Exercise inputs
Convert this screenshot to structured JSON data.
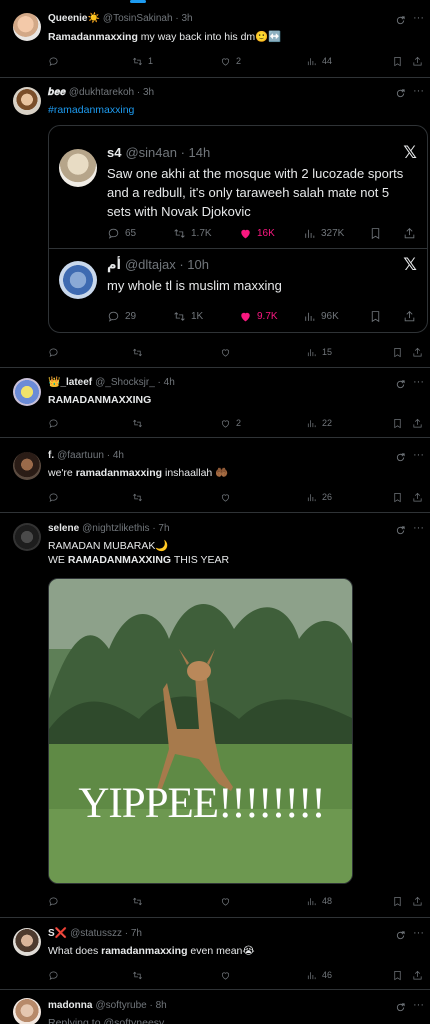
{
  "colors": {
    "background": "#000000",
    "accent": "#1d9bf0",
    "like": "#f91880",
    "muted": "#71767b",
    "divider": "#2f3336"
  },
  "tweets": [
    {
      "name": "Queenie☀️",
      "handle": "@TosinSakinah · 3h",
      "text_bold": "Ramadanmaxxing",
      "text_rest": " my way back into his dm🙂↔️",
      "retweets": "1",
      "likes": "2",
      "views": "44"
    },
    {
      "name": "𝒃𝒆𝒆",
      "handle": "@dukhtarekoh · 3h",
      "text": "#ramadanmaxxing",
      "retweets": "",
      "likes": "",
      "views": "15",
      "quotes": [
        {
          "name": "s4",
          "handle": "@sin4an · 14h",
          "text": "Saw one akhi at the mosque with 2 lucozade sports and a redbull, it's only taraweeh salah mate not 5 sets with Novak Djokovic",
          "replies": "65",
          "retweets": "1.7K",
          "likes": "16K",
          "views": "327K"
        },
        {
          "name": "أم",
          "handle": "@dltajax · 10h",
          "text": "my whole tl is muslim maxxing",
          "replies": "29",
          "retweets": "1K",
          "likes": "9.7K",
          "views": "96K"
        }
      ]
    },
    {
      "name": "👑_lateef",
      "handle": "@_Shocksjr_ · 4h",
      "text": "RAMADANMAXXING",
      "retweets": "",
      "likes": "2",
      "views": "22"
    },
    {
      "name": "f.",
      "handle": "@faartuun · 4h",
      "text_pre": "we're ",
      "text_bold": "ramadanmaxxing",
      "text_rest": " inshaallah 🤲🏾",
      "retweets": "",
      "likes": "",
      "views": "26"
    },
    {
      "name": "selene",
      "handle": "@nightzlikethis · 7h",
      "text_line1": "RAMADAN MUBARAK🌙",
      "text_line2_pre": "WE ",
      "text_line2_bold": "RAMADANMAXXING",
      "text_line2_rest": " THIS YEAR",
      "media_caption": "YIPPEE!!!!!!!!",
      "retweets": "",
      "likes": "",
      "views": "48"
    },
    {
      "name": "S❌",
      "handle": "@statusszz · 7h",
      "text_pre": "What does ",
      "text_bold": "ramadanmaxxing",
      "text_rest": " even mean😭",
      "retweets": "",
      "likes": "",
      "views": "46"
    },
    {
      "name": "madonna",
      "handle": "@softyrube · 8h",
      "text": "Replying to @softyneesy"
    }
  ]
}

Stated goal
Read the entries and show each line that mentions "handle".

Output for this task
      "handle": "@TosinSakinah · 3h",
      "handle": "@dukhtarekoh · 3h",
          "handle": "@sin4an · 14h",
          "handle": "@dltajax · 10h",
      "handle": "@_Shocksjr_ · 4h",
      "handle": "@faartuun · 4h",
      "handle": "@nightzlikethis · 7h",
      "handle": "@statusszz · 7h",
      "handle": "@softyrube · 8h",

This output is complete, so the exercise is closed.